## Stated task
Restate each of the lines given below, word for word.

###

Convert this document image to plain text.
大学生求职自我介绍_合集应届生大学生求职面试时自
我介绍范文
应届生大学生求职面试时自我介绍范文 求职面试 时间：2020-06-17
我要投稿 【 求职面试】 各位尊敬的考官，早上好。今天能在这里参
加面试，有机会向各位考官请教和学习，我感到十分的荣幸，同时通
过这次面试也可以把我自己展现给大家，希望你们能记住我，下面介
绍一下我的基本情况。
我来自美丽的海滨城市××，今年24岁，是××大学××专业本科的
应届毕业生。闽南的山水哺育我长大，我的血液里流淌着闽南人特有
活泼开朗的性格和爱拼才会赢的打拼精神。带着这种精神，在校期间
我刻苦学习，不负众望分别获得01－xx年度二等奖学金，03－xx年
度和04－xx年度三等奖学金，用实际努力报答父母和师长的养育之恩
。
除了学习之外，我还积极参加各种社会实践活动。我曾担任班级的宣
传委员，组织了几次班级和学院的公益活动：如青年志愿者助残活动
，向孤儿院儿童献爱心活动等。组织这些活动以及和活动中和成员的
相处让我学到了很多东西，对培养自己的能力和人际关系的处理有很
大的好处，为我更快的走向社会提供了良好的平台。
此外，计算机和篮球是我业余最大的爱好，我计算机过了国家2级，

###

## The response
Convert this document image to plain text.
大学生求职自我介绍_合集应届生大学生求职面试时自
我介绍范文
应届生大学生求职面试时自我介绍范文 求职面试 时间：2020-06-17
我要投稿 【 求职面试】 各位尊敬的考官，早上好。今天能在这里参
加面试，有机会向各位考官请教和学习，我感到十分的荣幸，同时通
过这次面试也可以把我自己展现给大家，希望你们能记住我，下面介
绍一下我的基本情况。
我来自美丽的海滨城市××，今年24岁，是××大学××专业本科的
应届毕业生。闽南的山水哺育我长大，我的血液里流淌着闽南人特有
活泼开朗的性格和爱拼才会赢的打拼精神。带着这种精神，在校期间
我刻苦学习，不负众望分别获得01－xx年度二等奖学金，03－xx年
度和04－xx年度三等奖学金，用实际努力报答父母和师长的养育之恩
。
除了学习之外，我还积极参加各种社会实践活动。我曾担任班级的宣
传委员，组织了几次班级和学院的公益活动：如青年志愿者助残活动
，向孤儿院儿童献爱心活动等。组织这些活动以及和活动中和成员的
相处让我学到了很多东西，对培养自己的能力和人际关系的处理有很
大的好处，为我更快的走向社会提供了良好的平台。
此外，计算机和篮球是我业余最大的爱好，我计算机过了国家2级，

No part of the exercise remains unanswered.